**Work required:** Repeat every row below word for word, keeping each one on its own line.
== Provided information
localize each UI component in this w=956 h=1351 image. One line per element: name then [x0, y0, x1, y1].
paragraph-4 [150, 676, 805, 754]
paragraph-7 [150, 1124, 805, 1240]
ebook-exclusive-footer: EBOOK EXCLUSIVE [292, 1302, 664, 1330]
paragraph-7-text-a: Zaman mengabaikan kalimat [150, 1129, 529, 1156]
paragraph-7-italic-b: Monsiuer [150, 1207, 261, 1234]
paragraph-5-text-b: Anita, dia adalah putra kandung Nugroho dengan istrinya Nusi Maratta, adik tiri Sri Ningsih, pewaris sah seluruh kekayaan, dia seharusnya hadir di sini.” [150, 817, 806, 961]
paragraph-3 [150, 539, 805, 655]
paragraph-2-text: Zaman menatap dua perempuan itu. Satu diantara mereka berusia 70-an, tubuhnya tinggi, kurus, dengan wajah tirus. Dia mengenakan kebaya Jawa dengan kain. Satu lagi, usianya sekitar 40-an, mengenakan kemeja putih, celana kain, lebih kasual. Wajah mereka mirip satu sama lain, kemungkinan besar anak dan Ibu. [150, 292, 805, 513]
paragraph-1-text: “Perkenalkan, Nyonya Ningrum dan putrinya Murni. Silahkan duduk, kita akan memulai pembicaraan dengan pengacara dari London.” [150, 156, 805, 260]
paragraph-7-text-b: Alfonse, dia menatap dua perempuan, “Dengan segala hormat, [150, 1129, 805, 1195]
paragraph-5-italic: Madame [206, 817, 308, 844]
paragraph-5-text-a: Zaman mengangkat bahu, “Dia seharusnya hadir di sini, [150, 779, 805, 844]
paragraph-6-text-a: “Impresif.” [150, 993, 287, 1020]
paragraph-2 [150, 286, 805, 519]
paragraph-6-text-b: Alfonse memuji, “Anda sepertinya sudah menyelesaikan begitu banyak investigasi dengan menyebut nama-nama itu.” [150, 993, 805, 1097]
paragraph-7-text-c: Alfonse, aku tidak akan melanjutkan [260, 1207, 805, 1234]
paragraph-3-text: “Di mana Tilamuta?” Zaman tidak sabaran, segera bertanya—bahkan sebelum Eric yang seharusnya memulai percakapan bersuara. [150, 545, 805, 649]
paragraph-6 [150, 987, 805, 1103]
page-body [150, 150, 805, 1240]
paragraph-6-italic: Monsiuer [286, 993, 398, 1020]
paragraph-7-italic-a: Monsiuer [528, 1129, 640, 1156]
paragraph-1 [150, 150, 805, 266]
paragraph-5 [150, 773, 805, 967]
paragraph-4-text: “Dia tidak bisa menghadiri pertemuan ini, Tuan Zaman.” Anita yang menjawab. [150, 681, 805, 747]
====
**Answer for the task:**
localize each UI component in this w=956 h=1351 image. One line per element: name then [x0, y0, x1, y1].
paragraph-4 [150, 676, 805, 754]
paragraph-7 [150, 1124, 805, 1240]
ebook-exclusive-footer: EBOOK EXCLUSIVE [292, 1302, 664, 1330]
paragraph-7-text-a: Zaman mengabaikan kalimat [150, 1129, 529, 1156]
paragraph-7-italic-b: Monsiuer [150, 1207, 261, 1234]
paragraph-5-text-b: Anita, dia adalah putra kandung Nugroho dengan istrinya Nusi Maratta, adik tiri Sri Ningsih, pewaris sah seluruh kekayaan, dia seharusnya hadir di sini.” [150, 817, 806, 961]
paragraph-3 [150, 539, 805, 655]
paragraph-2-text: Zaman menatap dua perempuan itu. Satu diantara mereka berusia 70-an, tubuhnya tinggi, kurus, dengan wajah tirus. Dia mengenakan kebaya Jawa dengan kain. Satu lagi, usianya sekitar 40-an, mengenakan kemeja putih, celana kain, lebih kasual. Wajah mereka mirip satu sama lain, kemungkinan besar anak dan Ibu. [150, 292, 805, 513]
paragraph-1-text: “Perkenalkan, Nyonya Ningrum dan putrinya Murni. Silahkan duduk, kita akan memulai pembicaraan dengan pengacara dari London.” [150, 156, 805, 260]
paragraph-7-text-b: Alfonse, dia menatap dua perempuan, “Dengan segala hormat, [150, 1129, 805, 1195]
paragraph-5-italic: Madame [206, 817, 308, 844]
paragraph-5-text-a: Zaman mengangkat bahu, “Dia seharusnya hadir di sini, [150, 779, 805, 844]
paragraph-6-text-a: “Impresif.” [150, 993, 287, 1020]
paragraph-2 [150, 286, 805, 519]
paragraph-6-text-b: Alfonse memuji, “Anda sepertinya sudah menyelesaikan begitu banyak investigasi dengan menyebut nama-nama itu.” [150, 993, 805, 1097]
paragraph-7-text-c: Alfonse, aku tidak akan melanjutkan [260, 1207, 805, 1234]
paragraph-3-text: “Di mana Tilamuta?” Zaman tidak sabaran, segera bertanya—bahkan sebelum Eric yang seharusnya memulai percakapan bersuara. [150, 545, 805, 649]
paragraph-6 [150, 987, 805, 1103]
page-body [150, 150, 805, 1240]
paragraph-6-italic: Monsiuer [286, 993, 398, 1020]
paragraph-7-italic-a: Monsiuer [528, 1129, 640, 1156]
paragraph-1 [150, 150, 805, 266]
paragraph-5 [150, 773, 805, 967]
paragraph-4-text: “Dia tidak bisa menghadiri pertemuan ini, Tuan Zaman.” Anita yang menjawab. [150, 681, 805, 747]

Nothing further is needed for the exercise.